▸ Exercise task: Copy out each line of the material below that holds the string "Didi".

..........

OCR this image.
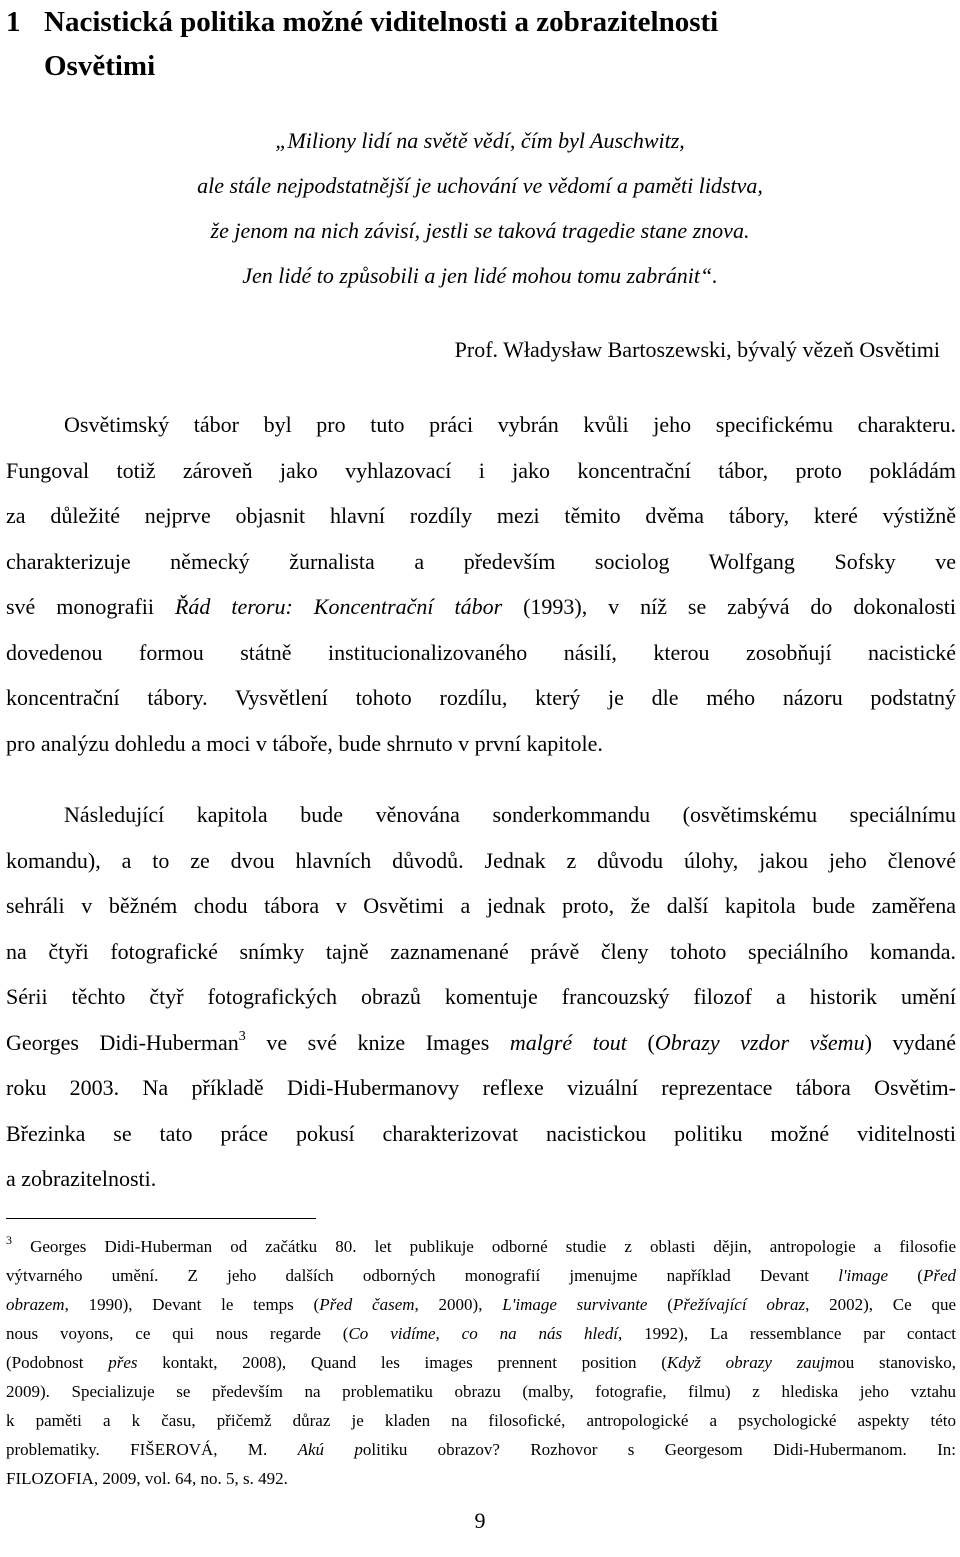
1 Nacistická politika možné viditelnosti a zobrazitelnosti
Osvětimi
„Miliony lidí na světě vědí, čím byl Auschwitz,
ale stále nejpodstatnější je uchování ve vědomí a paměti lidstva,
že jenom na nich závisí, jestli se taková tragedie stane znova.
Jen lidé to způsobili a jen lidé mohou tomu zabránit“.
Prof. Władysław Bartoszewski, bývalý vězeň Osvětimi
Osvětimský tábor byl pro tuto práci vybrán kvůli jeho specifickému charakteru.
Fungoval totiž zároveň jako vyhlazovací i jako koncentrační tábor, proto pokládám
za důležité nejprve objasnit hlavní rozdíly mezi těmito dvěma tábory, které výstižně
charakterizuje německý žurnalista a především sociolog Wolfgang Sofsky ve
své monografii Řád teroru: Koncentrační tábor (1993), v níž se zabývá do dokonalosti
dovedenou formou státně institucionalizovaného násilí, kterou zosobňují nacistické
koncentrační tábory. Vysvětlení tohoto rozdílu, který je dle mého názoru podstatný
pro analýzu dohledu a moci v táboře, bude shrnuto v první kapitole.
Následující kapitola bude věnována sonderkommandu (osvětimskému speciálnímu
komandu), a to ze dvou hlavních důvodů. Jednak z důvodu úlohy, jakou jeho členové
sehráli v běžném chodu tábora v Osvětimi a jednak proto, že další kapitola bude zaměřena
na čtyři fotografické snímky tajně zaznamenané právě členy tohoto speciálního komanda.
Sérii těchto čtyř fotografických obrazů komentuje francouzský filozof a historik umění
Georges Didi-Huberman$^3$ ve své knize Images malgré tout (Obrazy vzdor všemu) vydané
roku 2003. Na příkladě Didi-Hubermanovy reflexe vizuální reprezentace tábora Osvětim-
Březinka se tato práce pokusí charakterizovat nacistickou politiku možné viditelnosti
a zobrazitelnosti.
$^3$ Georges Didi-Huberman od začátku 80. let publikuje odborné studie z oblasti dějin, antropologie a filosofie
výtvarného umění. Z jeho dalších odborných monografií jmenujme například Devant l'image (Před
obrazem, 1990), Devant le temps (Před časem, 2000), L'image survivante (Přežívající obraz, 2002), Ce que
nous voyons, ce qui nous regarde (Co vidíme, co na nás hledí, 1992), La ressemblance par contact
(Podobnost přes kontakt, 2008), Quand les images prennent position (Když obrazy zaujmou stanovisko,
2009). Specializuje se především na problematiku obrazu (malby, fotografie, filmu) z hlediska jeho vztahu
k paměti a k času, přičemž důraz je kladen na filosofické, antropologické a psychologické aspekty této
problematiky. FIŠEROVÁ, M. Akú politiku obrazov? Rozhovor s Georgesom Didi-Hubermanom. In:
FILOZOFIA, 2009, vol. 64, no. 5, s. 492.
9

..........

▸ Result of this exercise:
Georges Didi-Huberman$^3$ ve své knize Images malgré tout (Obrazy vzdor všemu) vydané
roku 2003. Na příkladě Didi-Hubermanovy reflexe vizuální reprezentace tábora Osvětim-
$^3$ Georges Didi-Huberman od začátku 80. let publikuje odborné studie z oblasti dějin, antropologie a filosofie
problematiky. FIŠEROVÁ, M. Akú politiku obrazov? Rozhovor s Georgesom Didi-Hubermanom. In:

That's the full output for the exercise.